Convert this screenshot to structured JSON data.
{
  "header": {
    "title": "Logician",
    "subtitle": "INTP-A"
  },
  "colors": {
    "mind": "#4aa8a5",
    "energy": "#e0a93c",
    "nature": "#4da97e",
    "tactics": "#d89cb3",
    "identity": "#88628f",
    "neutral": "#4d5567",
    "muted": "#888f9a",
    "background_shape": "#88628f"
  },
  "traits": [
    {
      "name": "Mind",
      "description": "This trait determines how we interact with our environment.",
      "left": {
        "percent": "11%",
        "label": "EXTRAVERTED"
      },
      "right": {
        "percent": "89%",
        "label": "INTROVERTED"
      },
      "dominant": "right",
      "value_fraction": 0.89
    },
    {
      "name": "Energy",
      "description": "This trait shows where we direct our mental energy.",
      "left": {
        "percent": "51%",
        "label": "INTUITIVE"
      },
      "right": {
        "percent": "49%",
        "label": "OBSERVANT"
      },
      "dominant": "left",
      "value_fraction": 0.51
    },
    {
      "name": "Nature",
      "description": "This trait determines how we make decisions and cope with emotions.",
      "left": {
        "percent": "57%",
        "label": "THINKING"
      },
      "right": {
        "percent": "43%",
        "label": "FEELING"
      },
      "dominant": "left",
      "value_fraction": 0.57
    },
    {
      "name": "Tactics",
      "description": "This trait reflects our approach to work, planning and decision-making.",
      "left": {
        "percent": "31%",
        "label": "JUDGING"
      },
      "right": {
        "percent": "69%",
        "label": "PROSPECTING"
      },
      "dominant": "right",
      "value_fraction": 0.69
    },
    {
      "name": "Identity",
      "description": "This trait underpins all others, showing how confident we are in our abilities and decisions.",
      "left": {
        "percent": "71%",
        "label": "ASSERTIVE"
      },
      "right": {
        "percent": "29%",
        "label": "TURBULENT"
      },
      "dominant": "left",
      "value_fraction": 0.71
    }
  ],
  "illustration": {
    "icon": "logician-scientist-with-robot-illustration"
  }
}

________

**YOUR GOAL**
Copy out each line exactly.

**RESULT**
Convert this screenshot to structured JSON data.
{
  "header": {
    "title": "Logician",
    "subtitle": "INTP-A"
  },
  "colors": {
    "mind": "#4aa8a5",
    "energy": "#e0a93c",
    "nature": "#4da97e",
    "tactics": "#d89cb3",
    "identity": "#88628f",
    "neutral": "#4d5567",
    "muted": "#888f9a",
    "background_shape": "#88628f"
  },
  "traits": [
    {
      "name": "Mind",
      "description": "This trait determines how we interact with our environment.",
      "left": {
        "percent": "11%",
        "label": "EXTRAVERTED"
      },
      "right": {
        "percent": "89%",
        "label": "INTROVERTED"
      },
      "dominant": "right",
      "value_fraction": 0.89
    },
    {
      "name": "Energy",
      "description": "This trait shows where we direct our mental energy.",
      "left": {
        "percent": "51%",
        "label": "INTUITIVE"
      },
      "right": {
        "percent": "49%",
        "label": "OBSERVANT"
      },
      "dominant": "left",
      "value_fraction": 0.51
    },
    {
      "name": "Nature",
      "description": "This trait determines how we make decisions and cope with emotions.",
      "left": {
        "percent": "57%",
        "label": "THINKING"
      },
      "right": {
        "percent": "43%",
        "label": "FEELING"
      },
      "dominant": "left",
      "value_fraction": 0.57
    },
    {
      "name": "Tactics",
      "description": "This trait reflects our approach to work, planning and decision-making.",
      "left": {
        "percent": "31%",
        "label": "JUDGING"
      },
      "right": {
        "percent": "69%",
        "label": "PROSPECTING"
      },
      "dominant": "right",
      "value_fraction": 0.69
    },
    {
      "name": "Identity",
      "description": "This trait underpins all others, showing how confident we are in our abilities and decisions.",
      "left": {
        "percent": "71%",
        "label": "ASSERTIVE"
      },
      "right": {
        "percent": "29%",
        "label": "TURBULENT"
      },
      "dominant": "left",
      "value_fraction": 0.71
    }
  ],
  "illustration": {
    "icon": "logician-scientist-with-robot-illustration"
  }
}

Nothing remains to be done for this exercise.